REQUIRED TASK:
Could you transcribe the material below exactly, without leaving out a single line?

------ ENTRIES PROVIDED

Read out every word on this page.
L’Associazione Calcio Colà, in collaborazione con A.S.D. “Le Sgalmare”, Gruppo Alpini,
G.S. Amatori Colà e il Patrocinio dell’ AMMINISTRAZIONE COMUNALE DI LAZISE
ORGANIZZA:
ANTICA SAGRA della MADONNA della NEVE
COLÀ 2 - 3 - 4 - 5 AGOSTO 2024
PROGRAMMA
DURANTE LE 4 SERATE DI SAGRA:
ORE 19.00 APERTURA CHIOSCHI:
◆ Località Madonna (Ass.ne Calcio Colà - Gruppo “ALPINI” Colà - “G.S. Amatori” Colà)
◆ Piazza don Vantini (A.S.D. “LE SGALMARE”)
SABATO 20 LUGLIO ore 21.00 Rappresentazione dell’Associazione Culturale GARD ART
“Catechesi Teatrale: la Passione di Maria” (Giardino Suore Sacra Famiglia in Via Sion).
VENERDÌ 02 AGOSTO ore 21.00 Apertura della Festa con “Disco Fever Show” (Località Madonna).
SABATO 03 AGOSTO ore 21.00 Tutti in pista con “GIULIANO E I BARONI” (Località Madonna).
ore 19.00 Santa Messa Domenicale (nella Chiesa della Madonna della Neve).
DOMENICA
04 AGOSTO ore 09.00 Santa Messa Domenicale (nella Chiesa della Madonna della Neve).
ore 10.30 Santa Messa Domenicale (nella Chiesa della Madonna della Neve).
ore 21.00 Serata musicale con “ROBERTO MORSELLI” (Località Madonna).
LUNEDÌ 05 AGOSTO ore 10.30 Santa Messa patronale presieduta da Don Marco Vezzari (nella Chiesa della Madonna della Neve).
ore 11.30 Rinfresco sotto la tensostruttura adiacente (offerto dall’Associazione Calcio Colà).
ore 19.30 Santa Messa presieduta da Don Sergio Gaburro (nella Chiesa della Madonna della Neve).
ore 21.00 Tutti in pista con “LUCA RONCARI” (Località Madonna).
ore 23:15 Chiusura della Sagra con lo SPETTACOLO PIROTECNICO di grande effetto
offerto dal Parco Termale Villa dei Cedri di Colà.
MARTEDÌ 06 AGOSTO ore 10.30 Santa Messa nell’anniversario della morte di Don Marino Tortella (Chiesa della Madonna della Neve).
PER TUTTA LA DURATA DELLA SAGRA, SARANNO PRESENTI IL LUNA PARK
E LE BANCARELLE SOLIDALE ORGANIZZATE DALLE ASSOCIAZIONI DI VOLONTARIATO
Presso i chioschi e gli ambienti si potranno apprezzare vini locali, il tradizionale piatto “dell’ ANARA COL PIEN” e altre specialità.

------------

RESULT:
Read out every word on this page.
L’Associazione Calcio Colà, in collaborazione con A.S.D. “Le Sgalmare”, Gruppo Alpini,
G.S. Amatori Colà e il Patrocinio dell’ AMMINISTRAZIONE COMUNALE DI LAZISE
ORGANIZZA:
ANTICA SAGRA della MADONNA della NEVE
COLÀ 2 - 3 - 4 - 5 AGOSTO 2024
PROGRAMMA
DURANTE LE 4 SERATE DI SAGRA:
ORE 19.00 APERTURA CHIOSCHI:
◆ Località Madonna (Ass.ne Calcio Colà - Gruppo “ALPINI” Colà - “G.S. Amatori” Colà)
◆ Piazza don Vantini (A.S.D. “LE SGALMARE”)
SABATO 20 LUGLIO ore 21.00 Rappresentazione dell’Associazione Culturale GARD ART
“Catechesi Teatrale: la Passione di Maria” (Giardino Suore Sacra Famiglia in Via Sion).
VENERDÌ 02 AGOSTO ore 21.00 Apertura della Festa con “Disco Fever Show” (Località Madonna).
SABATO 03 AGOSTO ore 21.00 Tutti in pista con “GIULIANO E I BARONI” (Località Madonna).
ore 19.00 Santa Messa Domenicale (nella Chiesa della Madonna della Neve).
DOMENICA
04 AGOSTO ore 09.00 Santa Messa Domenicale (nella Chiesa della Madonna della Neve).
ore 10.30 Santa Messa Domenicale (nella Chiesa della Madonna della Neve).
ore 21.00 Serata musicale con “ROBERTO MORSELLI” (Località Madonna).
LUNEDÌ 05 AGOSTO ore 10.30 Santa Messa patronale presieduta da Don Marco Vezzari (nella Chiesa della Madonna della Neve).
ore 11.30 Rinfresco sotto la tensostruttura adiacente (offerto dall’Associazione Calcio Colà).
ore 19.30 Santa Messa presieduta da Don Sergio Gaburro (nella Chiesa della Madonna della Neve).
ore 21.00 Tutti in pista con “LUCA RONCARI” (Località Madonna).
ore 23:15 Chiusura della Sagra con lo SPETTACOLO PIROTECNICO di grande effetto
offerto dal Parco Termale Villa dei Cedri di Colà.
MARTEDÌ 06 AGOSTO ore 10.30 Santa Messa nell’anniversario della morte di Don Marino Tortella (Chiesa della Madonna della Neve).
PER TUTTA LA DURATA DELLA SAGRA, SARANNO PRESENTI IL LUNA PARK
E LE BANCARELLE SOLIDALE ORGANIZZATE DALLE ASSOCIAZIONI DI VOLONTARIATO
Presso i chioschi e gli ambienti si potranno apprezzare vini locali, il tradizionale piatto “dell’ ANARA COL PIEN” e altre specialità.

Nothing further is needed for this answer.